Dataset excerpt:
------

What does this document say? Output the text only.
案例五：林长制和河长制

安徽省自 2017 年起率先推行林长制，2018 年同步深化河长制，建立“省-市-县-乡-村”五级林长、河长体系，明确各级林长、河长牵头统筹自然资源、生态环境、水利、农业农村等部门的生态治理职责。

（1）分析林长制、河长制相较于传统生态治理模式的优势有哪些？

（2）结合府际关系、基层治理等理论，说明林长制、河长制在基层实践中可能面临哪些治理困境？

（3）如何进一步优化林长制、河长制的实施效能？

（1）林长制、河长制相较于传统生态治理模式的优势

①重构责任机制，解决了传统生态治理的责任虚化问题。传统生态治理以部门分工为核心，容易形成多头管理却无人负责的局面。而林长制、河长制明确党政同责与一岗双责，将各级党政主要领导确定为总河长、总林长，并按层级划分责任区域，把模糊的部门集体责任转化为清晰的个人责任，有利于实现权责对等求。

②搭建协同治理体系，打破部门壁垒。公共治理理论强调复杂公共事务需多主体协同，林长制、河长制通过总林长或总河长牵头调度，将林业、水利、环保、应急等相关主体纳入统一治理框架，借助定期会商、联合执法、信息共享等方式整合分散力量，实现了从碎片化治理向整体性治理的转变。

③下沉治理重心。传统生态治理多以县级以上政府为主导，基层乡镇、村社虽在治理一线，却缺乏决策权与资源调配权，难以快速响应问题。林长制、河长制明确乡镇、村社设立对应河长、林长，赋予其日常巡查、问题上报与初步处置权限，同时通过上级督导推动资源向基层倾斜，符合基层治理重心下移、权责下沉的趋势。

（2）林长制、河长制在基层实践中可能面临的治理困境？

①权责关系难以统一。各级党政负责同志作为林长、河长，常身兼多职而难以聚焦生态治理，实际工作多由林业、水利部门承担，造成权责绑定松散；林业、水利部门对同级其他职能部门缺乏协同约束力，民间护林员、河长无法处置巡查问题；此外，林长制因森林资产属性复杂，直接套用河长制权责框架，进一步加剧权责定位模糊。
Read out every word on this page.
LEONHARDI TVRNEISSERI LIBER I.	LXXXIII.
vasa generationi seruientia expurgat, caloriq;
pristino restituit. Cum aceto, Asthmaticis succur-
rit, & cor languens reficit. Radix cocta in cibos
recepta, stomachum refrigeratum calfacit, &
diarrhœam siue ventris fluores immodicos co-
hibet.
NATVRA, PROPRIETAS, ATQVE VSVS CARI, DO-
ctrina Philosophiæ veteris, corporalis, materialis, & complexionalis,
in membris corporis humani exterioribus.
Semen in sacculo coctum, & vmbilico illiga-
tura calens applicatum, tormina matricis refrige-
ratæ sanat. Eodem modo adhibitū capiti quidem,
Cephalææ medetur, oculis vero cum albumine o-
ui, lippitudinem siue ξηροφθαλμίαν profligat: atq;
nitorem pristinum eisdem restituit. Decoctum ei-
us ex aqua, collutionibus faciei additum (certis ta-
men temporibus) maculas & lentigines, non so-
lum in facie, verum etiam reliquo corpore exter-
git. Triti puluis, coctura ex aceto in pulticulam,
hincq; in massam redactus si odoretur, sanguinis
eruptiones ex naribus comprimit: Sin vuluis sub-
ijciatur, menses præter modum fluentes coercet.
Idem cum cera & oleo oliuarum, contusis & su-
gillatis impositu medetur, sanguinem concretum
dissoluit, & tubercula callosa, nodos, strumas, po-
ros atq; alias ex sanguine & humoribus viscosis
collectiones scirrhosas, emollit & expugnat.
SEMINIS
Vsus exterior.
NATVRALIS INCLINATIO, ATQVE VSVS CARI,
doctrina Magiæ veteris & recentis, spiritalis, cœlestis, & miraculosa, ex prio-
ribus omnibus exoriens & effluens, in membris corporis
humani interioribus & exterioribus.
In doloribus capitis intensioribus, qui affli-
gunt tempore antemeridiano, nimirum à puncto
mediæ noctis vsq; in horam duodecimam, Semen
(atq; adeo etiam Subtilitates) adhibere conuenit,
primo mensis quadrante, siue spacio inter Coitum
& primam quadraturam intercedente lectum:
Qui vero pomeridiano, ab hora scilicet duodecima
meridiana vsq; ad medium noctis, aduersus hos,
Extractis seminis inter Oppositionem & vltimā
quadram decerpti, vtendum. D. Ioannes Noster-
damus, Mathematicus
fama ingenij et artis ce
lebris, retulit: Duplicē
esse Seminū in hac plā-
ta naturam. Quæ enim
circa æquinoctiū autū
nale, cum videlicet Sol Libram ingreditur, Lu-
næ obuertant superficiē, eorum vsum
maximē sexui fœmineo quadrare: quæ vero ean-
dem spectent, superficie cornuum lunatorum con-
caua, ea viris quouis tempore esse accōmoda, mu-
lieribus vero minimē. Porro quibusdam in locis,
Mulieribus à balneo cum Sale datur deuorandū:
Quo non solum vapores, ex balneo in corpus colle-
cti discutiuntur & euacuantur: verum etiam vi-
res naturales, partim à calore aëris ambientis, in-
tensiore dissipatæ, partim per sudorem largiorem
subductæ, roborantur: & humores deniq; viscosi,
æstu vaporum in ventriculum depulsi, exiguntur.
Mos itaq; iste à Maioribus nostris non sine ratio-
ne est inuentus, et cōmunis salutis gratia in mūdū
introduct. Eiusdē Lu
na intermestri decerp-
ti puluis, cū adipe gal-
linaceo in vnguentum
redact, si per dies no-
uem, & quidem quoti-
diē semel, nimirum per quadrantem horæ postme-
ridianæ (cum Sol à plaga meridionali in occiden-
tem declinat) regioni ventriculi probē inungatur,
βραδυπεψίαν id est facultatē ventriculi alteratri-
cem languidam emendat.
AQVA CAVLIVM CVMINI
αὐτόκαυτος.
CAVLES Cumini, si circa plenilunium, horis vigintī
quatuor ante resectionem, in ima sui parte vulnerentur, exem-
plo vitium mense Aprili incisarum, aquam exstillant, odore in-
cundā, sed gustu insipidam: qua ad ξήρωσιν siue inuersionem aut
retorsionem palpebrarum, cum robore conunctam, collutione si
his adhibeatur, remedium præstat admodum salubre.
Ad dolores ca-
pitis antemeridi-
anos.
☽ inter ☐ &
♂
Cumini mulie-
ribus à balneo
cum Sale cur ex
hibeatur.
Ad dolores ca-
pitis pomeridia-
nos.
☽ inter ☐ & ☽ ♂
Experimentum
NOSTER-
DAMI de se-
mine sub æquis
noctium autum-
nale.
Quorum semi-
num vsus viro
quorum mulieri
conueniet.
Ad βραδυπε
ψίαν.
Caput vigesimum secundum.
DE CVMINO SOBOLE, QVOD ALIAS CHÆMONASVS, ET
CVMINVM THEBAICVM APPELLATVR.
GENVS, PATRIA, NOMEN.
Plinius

------

Output each record exactly, leaving nothing out.

• **Result for this task**
What does this document say? Output the text only.
案例五：林长制和河长制

安徽省自 2017 年起率先推行林长制，2018 年同步深化河长制，建立“省-市-县-乡-村”五级林长、河长体系，明确各级林长、河长牵头统筹自然资源、生态环境、水利、农业农村等部门的生态治理职责。

（1）分析林长制、河长制相较于传统生态治理模式的优势有哪些？

（2）结合府际关系、基层治理等理论，说明林长制、河长制在基层实践中可能面临哪些治理困境？

（3）如何进一步优化林长制、河长制的实施效能？

（1）林长制、河长制相较于传统生态治理模式的优势

①重构责任机制，解决了传统生态治理的责任虚化问题。传统生态治理以部门分工为核心，容易形成多头管理却无人负责的局面。而林长制、河长制明确党政同责与一岗双责，将各级党政主要领导确定为总河长、总林长，并按层级划分责任区域，把模糊的部门集体责任转化为清晰的个人责任，有利于实现权责对等求。

②搭建协同治理体系，打破部门壁垒。公共治理理论强调复杂公共事务需多主体协同，林长制、河长制通过总林长或总河长牵头调度，将林业、水利、环保、应急等相关主体纳入统一治理框架，借助定期会商、联合执法、信息共享等方式整合分散力量，实现了从碎片化治理向整体性治理的转变。

③下沉治理重心。传统生态治理多以县级以上政府为主导，基层乡镇、村社虽在治理一线，却缺乏决策权与资源调配权，难以快速响应问题。林长制、河长制明确乡镇、村社设立对应河长、林长，赋予其日常巡查、问题上报与初步处置权限，同时通过上级督导推动资源向基层倾斜，符合基层治理重心下移、权责下沉的趋势。

（2）林长制、河长制在基层实践中可能面临的治理困境？

①权责关系难以统一。各级党政负责同志作为林长、河长，常身兼多职而难以聚焦生态治理，实际工作多由林业、水利部门承担，造成权责绑定松散；林业、水利部门对同级其他职能部门缺乏协同约束力，民间护林员、河长无法处置巡查问题；此外，林长制因森林资产属性复杂，直接套用河长制权责框架，进一步加剧权责定位模糊。
Read out every word on this page.
LEONHARDI TVRNEISSERI LIBER I.	LXXXIII.
vasa generationi seruientia expurgat, caloriq;
pristino restituit. Cum aceto, Asthmaticis succur-
rit, & cor languens reficit. Radix cocta in cibos
recepta, stomachum refrigeratum calfacit, &
diarrhœam siue ventris fluores immodicos co-
hibet.
NATVRA, PROPRIETAS, ATQVE VSVS CARI, DO-
ctrina Philosophiæ veteris, corporalis, materialis, & complexionalis,
in membris corporis humani exterioribus.
Semen in sacculo coctum, & vmbilico illiga-
tura calens applicatum, tormina matricis refrige-
ratæ sanat. Eodem modo adhibitū capiti quidem,
Cephalææ medetur, oculis vero cum albumine o-
ui, lippitudinem siue ξηροφθαλμίαν profligat: atq;
nitorem pristinum eisdem restituit. Decoctum ei-
us ex aqua, collutionibus faciei additum (certis ta-
men temporibus) maculas & lentigines, non so-
lum in facie, verum etiam reliquo corpore exter-
git. Triti puluis, coctura ex aceto in pulticulam,
hincq; in massam redactus si odoretur, sanguinis
eruptiones ex naribus comprimit: Sin vuluis sub-
ijciatur, menses præter modum fluentes coercet.
Idem cum cera & oleo oliuarum, contusis & su-
gillatis impositu medetur, sanguinem concretum
dissoluit, & tubercula callosa, nodos, strumas, po-
ros atq; alias ex sanguine & humoribus viscosis
collectiones scirrhosas, emollit & expugnat.
SEMINIS
Vsus exterior.
NATVRALIS INCLINATIO, ATQVE VSVS CARI,
doctrina Magiæ veteris & recentis, spiritalis, cœlestis, & miraculosa, ex prio-
ribus omnibus exoriens & effluens, in membris corporis
humani interioribus & exterioribus.
In doloribus capitis intensioribus, qui affli-
gunt tempore antemeridiano, nimirum à puncto
mediæ noctis vsq; in horam duodecimam, Semen
(atq; adeo etiam Subtilitates) adhibere conuenit,
primo mensis quadrante, siue spacio inter Coitum
& primam quadraturam intercedente lectum:
Qui vero pomeridiano, ab hora scilicet duodecima
meridiana vsq; ad medium noctis, aduersus hos,
Extractis seminis inter Oppositionem & vltimā
quadram decerpti, vtendum. D. Ioannes Noster-
damus, Mathematicus
fama ingenij et artis ce
lebris, retulit: Duplicē
esse Seminū in hac plā-
ta naturam. Quæ enim
circa æquinoctiū autū
nale, cum videlicet Sol Libram ingreditur, Lu-
næ obuertant superficiē, eorum vsum
maximē sexui fœmineo quadrare: quæ vero ean-
dem spectent, superficie cornuum lunatorum con-
caua, ea viris quouis tempore esse accōmoda, mu-
lieribus vero minimē. Porro quibusdam in locis,
Mulieribus à balneo cum Sale datur deuorandū:
Quo non solum vapores, ex balneo in corpus colle-
cti discutiuntur & euacuantur: verum etiam vi-
res naturales, partim à calore aëris ambientis, in-
tensiore dissipatæ, partim per sudorem largiorem
subductæ, roborantur: & humores deniq; viscosi,
æstu vaporum in ventriculum depulsi, exiguntur.
Mos itaq; iste à Maioribus nostris non sine ratio-
ne est inuentus, et cōmunis salutis gratia in mūdū
introduct. Eiusdē Lu
na intermestri decerp-
ti puluis, cū adipe gal-
linaceo in vnguentum
redact, si per dies no-
uem, & quidem quoti-
diē semel, nimirum per quadrantem horæ postme-
ridianæ (cum Sol à plaga meridionali in occiden-
tem declinat) regioni ventriculi probē inungatur,
βραδυπεψίαν id est facultatē ventriculi alteratri-
cem languidam emendat.
AQVA CAVLIVM CVMINI
αὐτόκαυτος.
CAVLES Cumini, si circa plenilunium, horis vigintī
quatuor ante resectionem, in ima sui parte vulnerentur, exem-
plo vitium mense Aprili incisarum, aquam exstillant, odore in-
cundā, sed gustu insipidam: qua ad ξήρωσιν siue inuersionem aut
retorsionem palpebrarum, cum robore conunctam, collutione si
his adhibeatur, remedium præstat admodum salubre.
Ad dolores ca-
pitis antemeridi-
anos.
☽ inter ☐ &
♂
Cumini mulie-
ribus à balneo
cum Sale cur ex
hibeatur.
Ad dolores ca-
pitis pomeridia-
nos.
☽ inter ☐ & ☽ ♂
Experimentum
NOSTER-
DAMI de se-
mine sub æquis
noctium autum-
nale.
Quorum semi-
num vsus viro
quorum mulieri
conueniet.
Ad βραδυπε
ψίαν.
Caput vigesimum secundum.
DE CVMINO SOBOLE, QVOD ALIAS CHÆMONASVS, ET
CVMINVM THEBAICVM APPELLATVR.
GENVS, PATRIA, NOMEN.
Plinius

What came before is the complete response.